§ **DATASET RECORDS**
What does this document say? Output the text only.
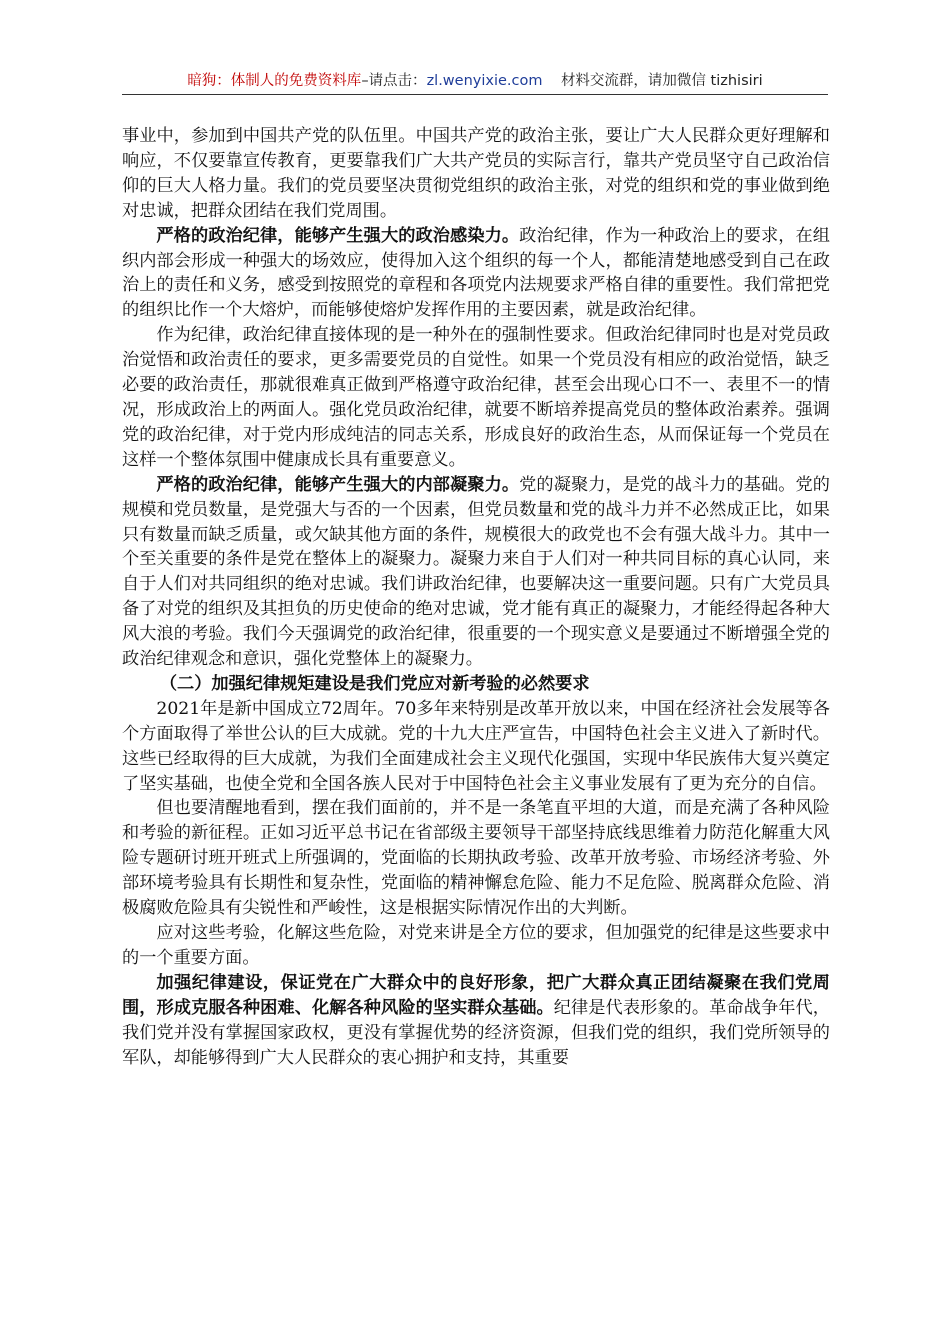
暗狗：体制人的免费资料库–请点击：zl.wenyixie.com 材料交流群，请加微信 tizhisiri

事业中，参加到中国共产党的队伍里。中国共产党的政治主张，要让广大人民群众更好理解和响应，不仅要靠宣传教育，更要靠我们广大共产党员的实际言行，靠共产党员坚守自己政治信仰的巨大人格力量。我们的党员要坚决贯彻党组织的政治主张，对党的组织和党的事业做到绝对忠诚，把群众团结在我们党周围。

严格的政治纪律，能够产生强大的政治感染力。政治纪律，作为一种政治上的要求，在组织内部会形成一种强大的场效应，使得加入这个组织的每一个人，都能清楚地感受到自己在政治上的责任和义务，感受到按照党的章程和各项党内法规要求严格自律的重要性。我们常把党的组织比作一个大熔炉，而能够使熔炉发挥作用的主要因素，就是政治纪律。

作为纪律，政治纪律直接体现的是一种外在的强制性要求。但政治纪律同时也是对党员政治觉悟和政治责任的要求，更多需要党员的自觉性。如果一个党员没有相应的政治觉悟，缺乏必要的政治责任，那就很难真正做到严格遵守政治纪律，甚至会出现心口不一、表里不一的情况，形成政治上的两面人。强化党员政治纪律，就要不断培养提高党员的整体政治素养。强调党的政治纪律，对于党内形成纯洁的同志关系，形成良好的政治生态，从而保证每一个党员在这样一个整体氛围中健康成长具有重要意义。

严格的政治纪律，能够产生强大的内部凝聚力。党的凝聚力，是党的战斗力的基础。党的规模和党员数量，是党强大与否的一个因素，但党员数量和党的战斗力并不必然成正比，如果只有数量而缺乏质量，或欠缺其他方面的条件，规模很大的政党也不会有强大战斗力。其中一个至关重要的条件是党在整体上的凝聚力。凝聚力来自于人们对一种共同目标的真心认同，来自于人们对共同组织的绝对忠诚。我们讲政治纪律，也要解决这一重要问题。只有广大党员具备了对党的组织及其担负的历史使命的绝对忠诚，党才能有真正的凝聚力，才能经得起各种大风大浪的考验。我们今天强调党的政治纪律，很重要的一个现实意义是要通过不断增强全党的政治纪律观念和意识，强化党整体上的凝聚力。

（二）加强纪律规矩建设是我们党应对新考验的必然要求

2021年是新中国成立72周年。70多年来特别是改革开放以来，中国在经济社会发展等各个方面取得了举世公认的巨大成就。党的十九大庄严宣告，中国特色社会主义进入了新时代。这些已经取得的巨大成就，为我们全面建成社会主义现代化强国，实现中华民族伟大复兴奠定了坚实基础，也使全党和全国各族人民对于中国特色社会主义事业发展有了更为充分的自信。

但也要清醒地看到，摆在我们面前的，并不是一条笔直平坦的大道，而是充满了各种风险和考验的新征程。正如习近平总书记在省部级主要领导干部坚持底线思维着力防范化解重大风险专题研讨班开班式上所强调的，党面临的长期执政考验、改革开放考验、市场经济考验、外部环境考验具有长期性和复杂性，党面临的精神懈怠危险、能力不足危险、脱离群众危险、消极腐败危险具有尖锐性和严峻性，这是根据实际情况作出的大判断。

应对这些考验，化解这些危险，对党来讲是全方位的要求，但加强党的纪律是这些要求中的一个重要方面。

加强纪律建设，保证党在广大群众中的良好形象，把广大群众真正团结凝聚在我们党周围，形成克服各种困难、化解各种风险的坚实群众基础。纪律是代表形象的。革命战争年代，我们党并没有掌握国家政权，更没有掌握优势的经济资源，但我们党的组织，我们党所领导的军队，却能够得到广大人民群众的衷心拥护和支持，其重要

...

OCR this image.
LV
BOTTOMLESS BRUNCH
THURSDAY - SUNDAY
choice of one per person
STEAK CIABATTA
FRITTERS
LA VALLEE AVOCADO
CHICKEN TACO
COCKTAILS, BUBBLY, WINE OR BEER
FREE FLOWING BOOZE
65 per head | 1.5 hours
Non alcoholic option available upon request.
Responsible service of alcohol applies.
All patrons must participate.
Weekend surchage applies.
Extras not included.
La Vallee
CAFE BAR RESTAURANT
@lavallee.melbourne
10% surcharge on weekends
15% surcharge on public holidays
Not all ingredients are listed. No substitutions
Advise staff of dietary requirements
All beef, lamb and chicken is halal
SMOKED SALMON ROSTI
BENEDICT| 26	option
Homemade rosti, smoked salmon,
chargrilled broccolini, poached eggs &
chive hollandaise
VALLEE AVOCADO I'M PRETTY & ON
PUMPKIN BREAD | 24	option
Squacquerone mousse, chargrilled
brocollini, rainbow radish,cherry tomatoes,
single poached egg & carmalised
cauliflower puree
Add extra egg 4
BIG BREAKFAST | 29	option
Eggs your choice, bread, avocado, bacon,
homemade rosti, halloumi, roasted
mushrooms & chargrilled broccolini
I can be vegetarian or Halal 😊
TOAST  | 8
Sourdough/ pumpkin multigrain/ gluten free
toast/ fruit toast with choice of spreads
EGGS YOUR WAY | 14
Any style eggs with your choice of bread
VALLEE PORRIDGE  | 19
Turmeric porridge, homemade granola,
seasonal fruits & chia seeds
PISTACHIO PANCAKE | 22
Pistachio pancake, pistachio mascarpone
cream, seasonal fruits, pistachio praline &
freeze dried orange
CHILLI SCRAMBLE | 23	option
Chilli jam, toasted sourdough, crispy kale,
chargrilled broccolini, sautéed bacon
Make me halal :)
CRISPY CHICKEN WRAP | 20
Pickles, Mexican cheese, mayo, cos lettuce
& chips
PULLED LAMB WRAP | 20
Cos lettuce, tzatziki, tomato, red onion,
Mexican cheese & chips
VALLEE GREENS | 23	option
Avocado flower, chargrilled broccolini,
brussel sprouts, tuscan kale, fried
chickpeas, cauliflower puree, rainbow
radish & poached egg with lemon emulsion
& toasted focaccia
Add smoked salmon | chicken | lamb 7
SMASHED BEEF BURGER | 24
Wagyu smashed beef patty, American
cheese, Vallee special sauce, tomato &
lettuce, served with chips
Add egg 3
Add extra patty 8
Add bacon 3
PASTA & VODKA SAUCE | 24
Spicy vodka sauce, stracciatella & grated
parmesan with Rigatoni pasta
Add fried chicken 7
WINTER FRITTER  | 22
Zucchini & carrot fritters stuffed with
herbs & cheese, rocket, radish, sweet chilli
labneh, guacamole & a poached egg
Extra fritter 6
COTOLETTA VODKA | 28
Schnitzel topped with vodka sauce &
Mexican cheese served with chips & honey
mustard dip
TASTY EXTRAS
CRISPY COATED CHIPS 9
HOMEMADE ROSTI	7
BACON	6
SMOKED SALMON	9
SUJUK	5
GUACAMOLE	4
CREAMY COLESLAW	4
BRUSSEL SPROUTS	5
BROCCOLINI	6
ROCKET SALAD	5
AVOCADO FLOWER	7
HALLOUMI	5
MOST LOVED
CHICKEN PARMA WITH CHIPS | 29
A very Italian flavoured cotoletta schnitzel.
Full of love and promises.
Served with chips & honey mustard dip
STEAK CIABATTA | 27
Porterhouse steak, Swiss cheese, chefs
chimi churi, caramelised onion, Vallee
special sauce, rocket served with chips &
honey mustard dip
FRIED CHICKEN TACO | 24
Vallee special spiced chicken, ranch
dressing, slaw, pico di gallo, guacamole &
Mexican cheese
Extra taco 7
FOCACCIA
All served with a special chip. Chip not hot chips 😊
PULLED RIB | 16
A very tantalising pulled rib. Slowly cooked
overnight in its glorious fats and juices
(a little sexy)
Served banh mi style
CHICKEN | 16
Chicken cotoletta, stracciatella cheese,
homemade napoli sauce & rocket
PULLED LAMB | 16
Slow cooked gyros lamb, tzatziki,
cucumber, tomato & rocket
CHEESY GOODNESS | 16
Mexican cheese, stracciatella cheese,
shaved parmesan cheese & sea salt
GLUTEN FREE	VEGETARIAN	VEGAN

§ **WHAT TO WORK ON**
List the lines of the records where "cooked" occurs.

§ **TASK RESULT**
A very tantalising pulled rib. Slowly cooked
Slow cooked gyros lamb, tzatziki,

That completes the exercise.